_Your objective_.
From the entries below, gather every line containing the string "JSON".

_Records shown_.

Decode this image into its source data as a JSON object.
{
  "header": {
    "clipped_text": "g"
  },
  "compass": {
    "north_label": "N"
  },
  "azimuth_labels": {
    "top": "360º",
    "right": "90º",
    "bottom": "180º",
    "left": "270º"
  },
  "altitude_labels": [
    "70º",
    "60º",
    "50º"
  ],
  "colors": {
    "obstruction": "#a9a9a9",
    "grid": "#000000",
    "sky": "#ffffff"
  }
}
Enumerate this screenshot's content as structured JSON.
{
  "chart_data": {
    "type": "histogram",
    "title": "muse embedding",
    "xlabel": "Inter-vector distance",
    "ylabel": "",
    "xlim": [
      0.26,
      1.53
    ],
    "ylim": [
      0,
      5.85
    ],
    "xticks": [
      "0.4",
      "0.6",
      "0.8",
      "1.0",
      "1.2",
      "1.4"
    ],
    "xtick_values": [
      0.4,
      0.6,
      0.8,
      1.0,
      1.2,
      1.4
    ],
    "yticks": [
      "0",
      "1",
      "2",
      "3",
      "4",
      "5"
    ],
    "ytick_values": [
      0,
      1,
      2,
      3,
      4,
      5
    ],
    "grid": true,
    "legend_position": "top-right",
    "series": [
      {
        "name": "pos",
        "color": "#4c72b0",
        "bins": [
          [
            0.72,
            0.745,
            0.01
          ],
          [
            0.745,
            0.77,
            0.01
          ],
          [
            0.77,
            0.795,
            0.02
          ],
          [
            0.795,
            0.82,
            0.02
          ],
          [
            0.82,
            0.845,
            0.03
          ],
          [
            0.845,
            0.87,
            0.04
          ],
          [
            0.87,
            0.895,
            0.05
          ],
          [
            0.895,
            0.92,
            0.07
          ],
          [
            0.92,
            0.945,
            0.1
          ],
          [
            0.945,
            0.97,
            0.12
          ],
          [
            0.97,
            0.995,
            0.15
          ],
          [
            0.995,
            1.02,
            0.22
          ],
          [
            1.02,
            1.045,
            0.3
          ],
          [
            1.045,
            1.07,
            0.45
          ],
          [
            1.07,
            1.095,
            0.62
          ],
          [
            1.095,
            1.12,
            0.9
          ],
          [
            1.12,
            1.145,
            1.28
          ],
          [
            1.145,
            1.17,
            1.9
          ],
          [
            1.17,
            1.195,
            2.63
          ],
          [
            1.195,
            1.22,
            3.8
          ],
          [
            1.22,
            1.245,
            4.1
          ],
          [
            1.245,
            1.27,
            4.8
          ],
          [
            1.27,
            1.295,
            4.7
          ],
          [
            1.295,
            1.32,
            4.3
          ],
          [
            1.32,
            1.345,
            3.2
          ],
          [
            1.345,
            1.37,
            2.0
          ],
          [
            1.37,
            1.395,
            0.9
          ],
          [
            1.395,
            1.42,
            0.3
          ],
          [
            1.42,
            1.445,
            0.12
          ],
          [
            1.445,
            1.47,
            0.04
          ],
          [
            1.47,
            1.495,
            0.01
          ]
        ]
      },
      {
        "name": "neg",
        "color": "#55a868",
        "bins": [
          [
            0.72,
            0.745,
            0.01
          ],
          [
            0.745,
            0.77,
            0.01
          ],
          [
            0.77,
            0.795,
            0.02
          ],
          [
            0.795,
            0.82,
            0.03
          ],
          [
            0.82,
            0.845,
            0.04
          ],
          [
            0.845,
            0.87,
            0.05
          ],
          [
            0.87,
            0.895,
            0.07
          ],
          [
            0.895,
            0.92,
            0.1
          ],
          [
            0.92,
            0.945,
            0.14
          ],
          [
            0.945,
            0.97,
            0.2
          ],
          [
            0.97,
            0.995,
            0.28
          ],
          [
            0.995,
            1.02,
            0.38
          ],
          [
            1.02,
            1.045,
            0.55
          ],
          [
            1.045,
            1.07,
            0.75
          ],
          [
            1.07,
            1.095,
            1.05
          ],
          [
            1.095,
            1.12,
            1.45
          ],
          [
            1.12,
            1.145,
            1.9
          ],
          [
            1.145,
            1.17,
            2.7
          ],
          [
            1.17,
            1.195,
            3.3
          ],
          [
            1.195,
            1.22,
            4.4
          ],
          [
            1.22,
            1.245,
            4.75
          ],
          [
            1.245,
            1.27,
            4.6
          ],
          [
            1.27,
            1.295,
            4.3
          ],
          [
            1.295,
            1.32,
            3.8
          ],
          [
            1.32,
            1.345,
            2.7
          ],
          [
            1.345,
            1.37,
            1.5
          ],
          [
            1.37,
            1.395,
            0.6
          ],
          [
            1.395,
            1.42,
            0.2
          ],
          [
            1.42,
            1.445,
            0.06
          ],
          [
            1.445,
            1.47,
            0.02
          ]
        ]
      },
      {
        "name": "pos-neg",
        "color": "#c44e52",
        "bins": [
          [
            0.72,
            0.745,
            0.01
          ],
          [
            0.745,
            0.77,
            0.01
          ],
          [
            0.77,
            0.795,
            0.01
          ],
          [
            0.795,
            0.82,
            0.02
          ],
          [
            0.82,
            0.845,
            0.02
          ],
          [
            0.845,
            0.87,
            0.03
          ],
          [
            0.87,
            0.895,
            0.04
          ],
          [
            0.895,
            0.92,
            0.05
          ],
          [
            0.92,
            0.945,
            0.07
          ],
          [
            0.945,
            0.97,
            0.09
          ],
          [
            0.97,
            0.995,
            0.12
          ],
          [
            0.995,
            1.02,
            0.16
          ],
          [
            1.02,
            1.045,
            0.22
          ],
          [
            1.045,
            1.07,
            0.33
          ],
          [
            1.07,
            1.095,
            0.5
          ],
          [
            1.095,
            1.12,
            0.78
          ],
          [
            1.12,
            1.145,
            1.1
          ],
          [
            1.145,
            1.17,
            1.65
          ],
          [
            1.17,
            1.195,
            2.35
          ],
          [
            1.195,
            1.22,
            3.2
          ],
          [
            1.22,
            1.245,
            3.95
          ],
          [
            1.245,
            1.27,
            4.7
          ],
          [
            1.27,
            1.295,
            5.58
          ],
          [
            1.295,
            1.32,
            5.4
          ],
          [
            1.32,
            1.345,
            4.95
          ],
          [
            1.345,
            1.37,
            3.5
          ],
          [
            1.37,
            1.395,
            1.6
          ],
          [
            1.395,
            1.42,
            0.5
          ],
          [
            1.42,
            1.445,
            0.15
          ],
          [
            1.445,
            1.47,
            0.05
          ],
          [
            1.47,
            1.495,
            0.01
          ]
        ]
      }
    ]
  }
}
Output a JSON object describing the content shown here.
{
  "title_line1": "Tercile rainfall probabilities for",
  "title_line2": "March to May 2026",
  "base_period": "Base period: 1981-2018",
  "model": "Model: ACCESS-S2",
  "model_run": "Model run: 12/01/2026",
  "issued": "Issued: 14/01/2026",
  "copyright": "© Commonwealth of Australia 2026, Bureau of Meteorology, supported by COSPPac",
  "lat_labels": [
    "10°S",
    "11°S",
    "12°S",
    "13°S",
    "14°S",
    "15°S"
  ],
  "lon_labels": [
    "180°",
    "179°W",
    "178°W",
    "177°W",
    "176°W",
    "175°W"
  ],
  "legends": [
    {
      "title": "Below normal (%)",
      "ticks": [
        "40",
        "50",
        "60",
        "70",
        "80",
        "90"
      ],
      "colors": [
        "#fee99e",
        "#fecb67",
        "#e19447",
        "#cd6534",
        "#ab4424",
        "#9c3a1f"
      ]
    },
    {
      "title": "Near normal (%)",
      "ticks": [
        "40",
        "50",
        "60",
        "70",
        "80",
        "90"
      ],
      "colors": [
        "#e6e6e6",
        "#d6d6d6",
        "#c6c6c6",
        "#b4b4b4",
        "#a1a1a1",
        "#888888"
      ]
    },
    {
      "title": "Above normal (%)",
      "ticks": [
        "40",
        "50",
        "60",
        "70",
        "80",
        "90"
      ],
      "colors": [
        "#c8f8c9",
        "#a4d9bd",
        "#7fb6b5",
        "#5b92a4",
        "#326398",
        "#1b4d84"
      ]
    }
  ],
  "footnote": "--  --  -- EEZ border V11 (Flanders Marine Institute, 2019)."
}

_Exercise output_.
Decode this image into its source data as a JSON object.
Enumerate this screenshot's content as structured JSON.
Output a JSON object describing the content shown here.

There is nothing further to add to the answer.